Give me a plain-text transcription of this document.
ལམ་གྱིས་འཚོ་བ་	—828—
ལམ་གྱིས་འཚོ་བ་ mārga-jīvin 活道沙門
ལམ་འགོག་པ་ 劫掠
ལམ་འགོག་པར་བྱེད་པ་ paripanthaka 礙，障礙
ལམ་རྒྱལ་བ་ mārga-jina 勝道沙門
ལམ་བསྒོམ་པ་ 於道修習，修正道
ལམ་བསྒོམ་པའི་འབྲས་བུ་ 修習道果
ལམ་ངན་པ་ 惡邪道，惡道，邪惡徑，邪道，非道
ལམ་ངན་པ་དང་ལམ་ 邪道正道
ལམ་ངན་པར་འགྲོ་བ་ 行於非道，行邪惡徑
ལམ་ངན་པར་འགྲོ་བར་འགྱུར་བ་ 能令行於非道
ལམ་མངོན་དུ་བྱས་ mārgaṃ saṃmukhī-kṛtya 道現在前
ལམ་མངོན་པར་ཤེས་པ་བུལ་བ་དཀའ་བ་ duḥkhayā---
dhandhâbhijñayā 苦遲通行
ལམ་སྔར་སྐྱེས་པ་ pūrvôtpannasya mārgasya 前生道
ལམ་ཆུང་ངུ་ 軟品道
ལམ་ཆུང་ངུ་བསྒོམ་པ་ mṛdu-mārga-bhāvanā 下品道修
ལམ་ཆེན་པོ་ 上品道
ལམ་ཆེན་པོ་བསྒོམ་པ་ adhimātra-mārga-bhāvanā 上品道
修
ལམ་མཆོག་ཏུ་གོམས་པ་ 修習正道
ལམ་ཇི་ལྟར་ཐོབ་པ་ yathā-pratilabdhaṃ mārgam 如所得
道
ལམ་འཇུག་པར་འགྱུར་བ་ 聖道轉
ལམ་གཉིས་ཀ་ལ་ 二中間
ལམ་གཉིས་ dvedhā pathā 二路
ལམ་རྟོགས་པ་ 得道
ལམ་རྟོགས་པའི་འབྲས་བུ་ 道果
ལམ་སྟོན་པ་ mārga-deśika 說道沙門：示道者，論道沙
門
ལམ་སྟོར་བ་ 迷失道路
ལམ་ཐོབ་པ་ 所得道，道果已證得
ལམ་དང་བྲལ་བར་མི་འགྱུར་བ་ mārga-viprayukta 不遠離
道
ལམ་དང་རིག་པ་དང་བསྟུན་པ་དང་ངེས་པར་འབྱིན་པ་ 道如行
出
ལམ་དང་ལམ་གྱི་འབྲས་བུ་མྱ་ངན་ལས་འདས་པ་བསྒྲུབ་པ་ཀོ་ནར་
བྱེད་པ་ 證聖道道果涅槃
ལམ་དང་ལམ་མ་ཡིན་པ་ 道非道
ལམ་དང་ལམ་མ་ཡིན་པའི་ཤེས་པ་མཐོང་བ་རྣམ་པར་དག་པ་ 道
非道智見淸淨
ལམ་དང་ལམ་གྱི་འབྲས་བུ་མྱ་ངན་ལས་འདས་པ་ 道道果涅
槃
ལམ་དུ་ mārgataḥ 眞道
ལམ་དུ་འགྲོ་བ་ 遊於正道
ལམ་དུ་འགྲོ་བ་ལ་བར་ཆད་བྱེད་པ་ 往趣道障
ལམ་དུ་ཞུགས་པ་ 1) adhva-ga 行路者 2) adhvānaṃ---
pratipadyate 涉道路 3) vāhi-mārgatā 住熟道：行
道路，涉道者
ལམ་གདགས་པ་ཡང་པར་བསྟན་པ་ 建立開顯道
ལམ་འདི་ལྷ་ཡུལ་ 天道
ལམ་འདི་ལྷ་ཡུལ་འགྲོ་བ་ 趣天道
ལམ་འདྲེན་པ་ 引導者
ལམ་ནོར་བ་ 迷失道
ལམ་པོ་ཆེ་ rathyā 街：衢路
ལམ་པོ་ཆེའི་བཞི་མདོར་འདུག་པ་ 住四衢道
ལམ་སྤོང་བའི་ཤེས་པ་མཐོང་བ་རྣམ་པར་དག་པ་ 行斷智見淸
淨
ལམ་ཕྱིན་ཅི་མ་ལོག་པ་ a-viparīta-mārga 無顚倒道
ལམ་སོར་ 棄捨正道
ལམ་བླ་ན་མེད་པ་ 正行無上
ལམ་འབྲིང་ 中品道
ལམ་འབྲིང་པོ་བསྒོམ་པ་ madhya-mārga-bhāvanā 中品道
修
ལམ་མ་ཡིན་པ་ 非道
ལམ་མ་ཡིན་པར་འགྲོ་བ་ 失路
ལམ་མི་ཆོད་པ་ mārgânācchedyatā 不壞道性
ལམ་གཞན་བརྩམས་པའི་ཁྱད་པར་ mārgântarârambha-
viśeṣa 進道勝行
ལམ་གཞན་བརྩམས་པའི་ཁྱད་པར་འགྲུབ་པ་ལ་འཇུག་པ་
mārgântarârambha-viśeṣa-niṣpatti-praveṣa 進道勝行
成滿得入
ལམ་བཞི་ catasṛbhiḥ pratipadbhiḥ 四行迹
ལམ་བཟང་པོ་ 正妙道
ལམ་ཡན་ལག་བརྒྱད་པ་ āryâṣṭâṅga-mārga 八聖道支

- WHAT THIS TASK INVOLVES -
Take the entries above and transcribe them exactly.

- EXERCISE RESPONSE -
Give me a plain-text transcription of this document.
ལམ་གྱིས་འཚོ་བ་	—828—
ལམ་གྱིས་འཚོ་བ་ mārga-jīvin 活道沙門
ལམ་འགོག་པ་ 劫掠
ལམ་འགོག་པར་བྱེད་པ་ paripanthaka 礙，障礙
ལམ་རྒྱལ་བ་ mārga-jina 勝道沙門
ལམ་བསྒོམ་པ་ 於道修習，修正道
ལམ་བསྒོམ་པའི་འབྲས་བུ་ 修習道果
ལམ་ངན་པ་ 惡邪道，惡道，邪惡徑，邪道，非道
ལམ་ངན་པ་དང་ལམ་ 邪道正道
ལམ་ངན་པར་འགྲོ་བ་ 行於非道，行邪惡徑
ལམ་ངན་པར་འགྲོ་བར་འགྱུར་བ་ 能令行於非道
ལམ་མངོན་དུ་བྱས་ mārgaṃ saṃmukhī-kṛtya 道現在前
ལམ་མངོན་པར་ཤེས་པ་བུལ་བ་དཀའ་བ་ duḥkhayā---
dhandhâbhijñayā 苦遲通行
ལམ་སྔར་སྐྱེས་པ་ pūrvôtpannasya mārgasya 前生道
ལམ་ཆུང་ངུ་ 軟品道
ལམ་ཆུང་ངུ་བསྒོམ་པ་ mṛdu-mārga-bhāvanā 下品道修
ལམ་ཆེན་པོ་ 上品道
ལམ་ཆེན་པོ་བསྒོམ་པ་ adhimātra-mārga-bhāvanā 上品道
修
ལམ་མཆོག་ཏུ་གོམས་པ་ 修習正道
ལམ་ཇི་ལྟར་ཐོབ་པ་ yathā-pratilabdhaṃ mārgam 如所得
道
ལམ་འཇུག་པར་འགྱུར་བ་ 聖道轉
ལམ་གཉིས་ཀ་ལ་ 二中間
ལམ་གཉིས་ dvedhā pathā 二路
ལམ་རྟོགས་པ་ 得道
ལམ་རྟོགས་པའི་འབྲས་བུ་ 道果
ལམ་སྟོན་པ་ mārga-deśika 說道沙門：示道者，論道沙
門
ལམ་སྟོར་བ་ 迷失道路
ལམ་ཐོབ་པ་ 所得道，道果已證得
ལམ་དང་བྲལ་བར་མི་འགྱུར་བ་ mārga-viprayukta 不遠離
道
ལམ་དང་རིག་པ་དང་བསྟུན་པ་དང་ངེས་པར་འབྱིན་པ་ 道如行
出
ལམ་དང་ལམ་གྱི་འབྲས་བུ་མྱ་ངན་ལས་འདས་པ་བསྒྲུབ་པ་ཀོ་ནར་
བྱེད་པ་ 證聖道道果涅槃
ལམ་དང་ལམ་མ་ཡིན་པ་ 道非道
ལམ་དང་ལམ་མ་ཡིན་པའི་ཤེས་པ་མཐོང་བ་རྣམ་པར་དག་པ་ 道
非道智見淸淨
ལམ་དང་ལམ་གྱི་འབྲས་བུ་མྱ་ངན་ལས་འདས་པ་ 道道果涅
槃
ལམ་དུ་ mārgataḥ 眞道
ལམ་དུ་འགྲོ་བ་ 遊於正道
ལམ་དུ་འགྲོ་བ་ལ་བར་ཆད་བྱེད་པ་ 往趣道障
ལམ་དུ་ཞུགས་པ་ 1) adhva-ga 行路者 2) adhvānaṃ---
pratipadyate 涉道路 3) vāhi-mārgatā 住熟道：行
道路，涉道者
ལམ་གདགས་པ་ཡང་པར་བསྟན་པ་ 建立開顯道
ལམ་འདི་ལྷ་ཡུལ་ 天道
ལམ་འདི་ལྷ་ཡུལ་འགྲོ་བ་ 趣天道
ལམ་འདྲེན་པ་ 引導者
ལམ་ནོར་བ་ 迷失道
ལམ་པོ་ཆེ་ rathyā 街：衢路
ལམ་པོ་ཆེའི་བཞི་མདོར་འདུག་པ་ 住四衢道
ལམ་སྤོང་བའི་ཤེས་པ་མཐོང་བ་རྣམ་པར་དག་པ་ 行斷智見淸
淨
ལམ་ཕྱིན་ཅི་མ་ལོག་པ་ a-viparīta-mārga 無顚倒道
ལམ་སོར་ 棄捨正道
ལམ་བླ་ན་མེད་པ་ 正行無上
ལམ་འབྲིང་ 中品道
ལམ་འབྲིང་པོ་བསྒོམ་པ་ madhya-mārga-bhāvanā 中品道
修
ལམ་མ་ཡིན་པ་ 非道
ལམ་མ་ཡིན་པར་འགྲོ་བ་ 失路
ལམ་མི་ཆོད་པ་ mārgânācchedyatā 不壞道性
ལམ་གཞན་བརྩམས་པའི་ཁྱད་པར་ mārgântarârambha-
viśeṣa 進道勝行
ལམ་གཞན་བརྩམས་པའི་ཁྱད་པར་འགྲུབ་པ་ལ་འཇུག་པ་
mārgântarârambha-viśeṣa-niṣpatti-praveṣa 進道勝行
成滿得入
ལམ་བཞི་ catasṛbhiḥ pratipadbhiḥ 四行迹
ལམ་བཟང་པོ་ 正妙道
ལམ་ཡན་ལག་བརྒྱད་པ་ āryâṣṭâṅga-mārga 八聖道支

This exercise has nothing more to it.